__Requirements__: All records are to be retyped faithfully and completely.
═══ Data excerpts ═══
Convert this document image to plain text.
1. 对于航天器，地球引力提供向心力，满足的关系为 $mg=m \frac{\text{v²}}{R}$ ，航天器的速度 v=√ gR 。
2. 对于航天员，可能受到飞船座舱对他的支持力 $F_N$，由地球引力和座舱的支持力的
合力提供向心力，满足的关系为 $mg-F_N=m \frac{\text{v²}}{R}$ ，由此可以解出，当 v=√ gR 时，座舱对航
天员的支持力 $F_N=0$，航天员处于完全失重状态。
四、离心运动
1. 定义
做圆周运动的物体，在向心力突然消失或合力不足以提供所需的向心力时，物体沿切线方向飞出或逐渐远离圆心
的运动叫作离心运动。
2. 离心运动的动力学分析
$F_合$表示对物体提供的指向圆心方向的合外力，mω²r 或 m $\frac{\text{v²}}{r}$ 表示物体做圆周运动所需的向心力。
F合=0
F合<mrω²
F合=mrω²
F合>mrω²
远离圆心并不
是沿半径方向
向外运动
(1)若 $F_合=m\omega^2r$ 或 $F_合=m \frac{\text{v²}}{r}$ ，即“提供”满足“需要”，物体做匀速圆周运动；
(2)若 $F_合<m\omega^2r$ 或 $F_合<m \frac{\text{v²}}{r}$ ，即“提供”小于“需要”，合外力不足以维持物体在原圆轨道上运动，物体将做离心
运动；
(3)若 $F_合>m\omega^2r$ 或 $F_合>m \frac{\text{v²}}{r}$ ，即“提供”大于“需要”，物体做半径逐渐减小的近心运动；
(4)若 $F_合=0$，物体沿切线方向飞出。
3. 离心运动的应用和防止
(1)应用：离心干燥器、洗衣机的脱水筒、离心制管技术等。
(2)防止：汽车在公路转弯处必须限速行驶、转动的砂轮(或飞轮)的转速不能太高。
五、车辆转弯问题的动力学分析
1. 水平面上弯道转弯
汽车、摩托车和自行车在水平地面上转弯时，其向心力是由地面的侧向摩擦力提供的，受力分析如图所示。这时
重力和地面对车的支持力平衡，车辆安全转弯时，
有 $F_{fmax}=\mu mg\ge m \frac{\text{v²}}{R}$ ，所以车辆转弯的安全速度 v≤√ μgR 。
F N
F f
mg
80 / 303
═══
__Answer below__:
Convert this document image to plain text.
1. 对于航天器，地球引力提供向心力，满足的关系为 $mg=m \frac{\text{v²}}{R}$ ，航天器的速度 v=√ gR 。
2. 对于航天员，可能受到飞船座舱对他的支持力 $F_N$，由地球引力和座舱的支持力的
合力提供向心力，满足的关系为 $mg-F_N=m \frac{\text{v²}}{R}$ ，由此可以解出，当 v=√ gR 时，座舱对航
天员的支持力 $F_N=0$，航天员处于完全失重状态。
四、离心运动
1. 定义
做圆周运动的物体，在向心力突然消失或合力不足以提供所需的向心力时，物体沿切线方向飞出或逐渐远离圆心
的运动叫作离心运动。
2. 离心运动的动力学分析
$F_合$表示对物体提供的指向圆心方向的合外力，mω²r 或 m $\frac{\text{v²}}{r}$ 表示物体做圆周运动所需的向心力。
F合=0
F合<mrω²
F合=mrω²
F合>mrω²
远离圆心并不
是沿半径方向
向外运动
(1)若 $F_合=m\omega^2r$ 或 $F_合=m \frac{\text{v²}}{r}$ ，即“提供”满足“需要”，物体做匀速圆周运动；
(2)若 $F_合<m\omega^2r$ 或 $F_合<m \frac{\text{v²}}{r}$ ，即“提供”小于“需要”，合外力不足以维持物体在原圆轨道上运动，物体将做离心
运动；
(3)若 $F_合>m\omega^2r$ 或 $F_合>m \frac{\text{v²}}{r}$ ，即“提供”大于“需要”，物体做半径逐渐减小的近心运动；
(4)若 $F_合=0$，物体沿切线方向飞出。
3. 离心运动的应用和防止
(1)应用：离心干燥器、洗衣机的脱水筒、离心制管技术等。
(2)防止：汽车在公路转弯处必须限速行驶、转动的砂轮(或飞轮)的转速不能太高。
五、车辆转弯问题的动力学分析
1. 水平面上弯道转弯
汽车、摩托车和自行车在水平地面上转弯时，其向心力是由地面的侧向摩擦力提供的，受力分析如图所示。这时
重力和地面对车的支持力平衡，车辆安全转弯时，
有 $F_{fmax}=\mu mg\ge m \frac{\text{v²}}{R}$ ，所以车辆转弯的安全速度 v≤√ μgR 。
F N
F f
mg
80 / 303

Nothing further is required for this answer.